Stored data
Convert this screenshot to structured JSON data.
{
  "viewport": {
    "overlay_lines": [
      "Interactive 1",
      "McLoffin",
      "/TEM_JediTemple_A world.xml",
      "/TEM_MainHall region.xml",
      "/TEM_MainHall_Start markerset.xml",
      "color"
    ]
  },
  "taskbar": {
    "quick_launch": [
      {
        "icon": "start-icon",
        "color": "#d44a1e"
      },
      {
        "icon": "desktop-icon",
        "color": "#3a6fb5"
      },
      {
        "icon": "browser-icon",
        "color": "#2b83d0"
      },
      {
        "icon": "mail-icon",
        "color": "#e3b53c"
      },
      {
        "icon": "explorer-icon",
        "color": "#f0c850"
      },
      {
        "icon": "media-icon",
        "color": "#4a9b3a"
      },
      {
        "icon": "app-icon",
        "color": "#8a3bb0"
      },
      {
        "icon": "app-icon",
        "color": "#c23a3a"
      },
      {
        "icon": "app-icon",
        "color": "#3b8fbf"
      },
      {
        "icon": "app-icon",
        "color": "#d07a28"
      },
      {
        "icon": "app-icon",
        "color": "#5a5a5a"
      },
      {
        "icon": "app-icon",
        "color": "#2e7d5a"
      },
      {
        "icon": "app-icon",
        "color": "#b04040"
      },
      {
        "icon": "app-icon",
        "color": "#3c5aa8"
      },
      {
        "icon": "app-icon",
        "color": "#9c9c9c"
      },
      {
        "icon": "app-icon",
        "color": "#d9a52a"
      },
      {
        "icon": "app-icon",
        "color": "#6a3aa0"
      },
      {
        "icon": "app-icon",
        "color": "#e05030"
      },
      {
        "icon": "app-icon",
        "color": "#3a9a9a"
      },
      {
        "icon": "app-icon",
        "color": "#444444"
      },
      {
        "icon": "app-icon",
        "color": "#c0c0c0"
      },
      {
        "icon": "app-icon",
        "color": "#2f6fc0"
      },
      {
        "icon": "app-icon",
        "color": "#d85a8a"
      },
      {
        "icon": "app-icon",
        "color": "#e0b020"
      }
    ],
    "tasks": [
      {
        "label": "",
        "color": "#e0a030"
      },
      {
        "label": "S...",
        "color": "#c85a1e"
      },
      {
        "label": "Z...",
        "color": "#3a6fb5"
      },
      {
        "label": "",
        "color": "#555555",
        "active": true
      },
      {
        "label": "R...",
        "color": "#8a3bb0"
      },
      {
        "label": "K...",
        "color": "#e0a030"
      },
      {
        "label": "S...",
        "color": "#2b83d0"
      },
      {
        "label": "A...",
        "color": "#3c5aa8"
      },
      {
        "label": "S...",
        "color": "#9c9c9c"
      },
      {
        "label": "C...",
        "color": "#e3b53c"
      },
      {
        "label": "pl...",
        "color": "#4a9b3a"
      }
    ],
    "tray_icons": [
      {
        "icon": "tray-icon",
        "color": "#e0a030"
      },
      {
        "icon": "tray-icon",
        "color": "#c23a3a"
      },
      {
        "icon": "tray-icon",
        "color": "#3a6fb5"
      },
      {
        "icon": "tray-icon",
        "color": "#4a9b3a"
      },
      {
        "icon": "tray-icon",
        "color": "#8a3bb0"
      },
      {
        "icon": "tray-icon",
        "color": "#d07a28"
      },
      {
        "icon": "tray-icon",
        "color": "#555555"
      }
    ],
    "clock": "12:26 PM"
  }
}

==

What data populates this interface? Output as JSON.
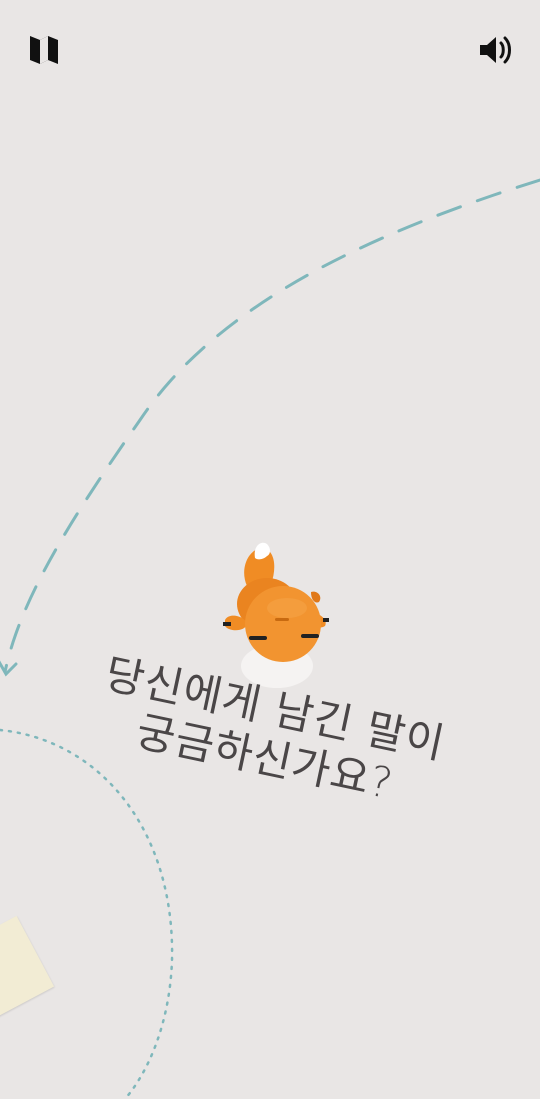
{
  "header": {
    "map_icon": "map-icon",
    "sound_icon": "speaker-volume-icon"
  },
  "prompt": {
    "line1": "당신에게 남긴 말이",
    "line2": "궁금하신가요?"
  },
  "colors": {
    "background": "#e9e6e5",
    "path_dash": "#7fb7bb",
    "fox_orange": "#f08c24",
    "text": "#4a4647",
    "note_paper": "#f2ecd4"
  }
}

...

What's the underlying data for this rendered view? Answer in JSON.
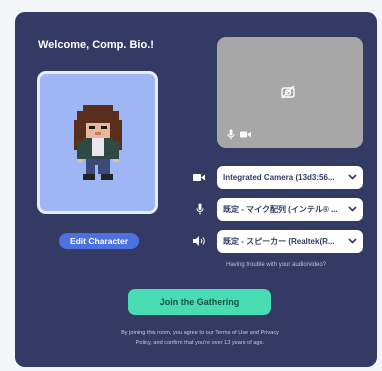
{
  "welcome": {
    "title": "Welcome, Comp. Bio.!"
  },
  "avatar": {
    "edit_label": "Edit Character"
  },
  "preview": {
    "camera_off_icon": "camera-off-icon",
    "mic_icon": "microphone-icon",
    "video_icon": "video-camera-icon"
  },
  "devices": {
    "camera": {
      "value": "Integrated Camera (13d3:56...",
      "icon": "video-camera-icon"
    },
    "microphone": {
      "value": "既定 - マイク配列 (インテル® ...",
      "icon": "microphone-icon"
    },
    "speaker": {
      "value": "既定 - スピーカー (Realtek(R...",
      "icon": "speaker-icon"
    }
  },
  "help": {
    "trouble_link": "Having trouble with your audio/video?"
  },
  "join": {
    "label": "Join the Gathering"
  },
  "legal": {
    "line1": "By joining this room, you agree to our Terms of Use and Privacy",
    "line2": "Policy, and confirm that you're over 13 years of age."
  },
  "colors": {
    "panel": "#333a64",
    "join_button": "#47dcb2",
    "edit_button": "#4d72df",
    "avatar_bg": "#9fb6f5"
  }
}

_Exercise brief:_
Lines containing the string "JSON" are to be selected and copied.

_Task solution:_
Convert this screenshot to structured JSON data.
What data populates this interface? Output as JSON.
What's the underlying data for this rendered view? Answer in JSON.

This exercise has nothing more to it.